* [Task]: Repeat the data that follows, word for word, without the images.
==== Exercise data
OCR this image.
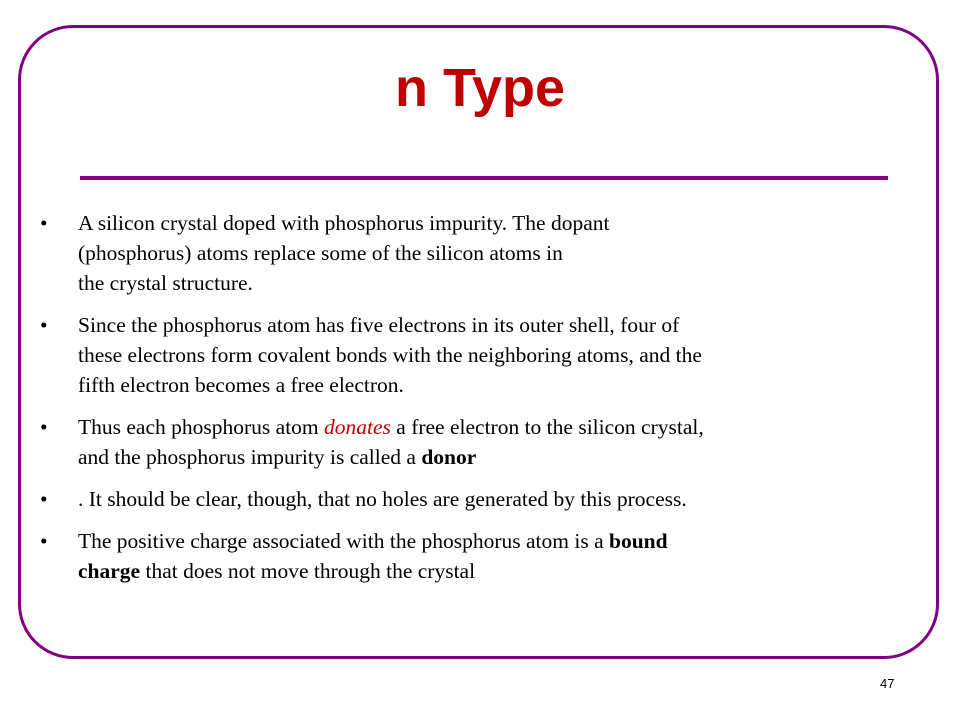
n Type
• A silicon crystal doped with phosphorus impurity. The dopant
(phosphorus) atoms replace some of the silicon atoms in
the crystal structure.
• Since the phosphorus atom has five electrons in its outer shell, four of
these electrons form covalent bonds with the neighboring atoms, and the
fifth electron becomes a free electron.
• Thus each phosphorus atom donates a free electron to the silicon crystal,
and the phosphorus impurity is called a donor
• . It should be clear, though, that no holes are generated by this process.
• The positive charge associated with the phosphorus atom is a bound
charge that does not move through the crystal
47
========
* [Answer to the problem]:
OCR this image.
n Type
• A silicon crystal doped with phosphorus impurity. The dopant
(phosphorus) atoms replace some of the silicon atoms in
the crystal structure.
• Since the phosphorus atom has five electrons in its outer shell, four of
these electrons form covalent bonds with the neighboring atoms, and the
fifth electron becomes a free electron.
• Thus each phosphorus atom donates a free electron to the silicon crystal,
and the phosphorus impurity is called a donor
• . It should be clear, though, that no holes are generated by this process.
• The positive charge associated with the phosphorus atom is a bound
charge that does not move through the crystal
47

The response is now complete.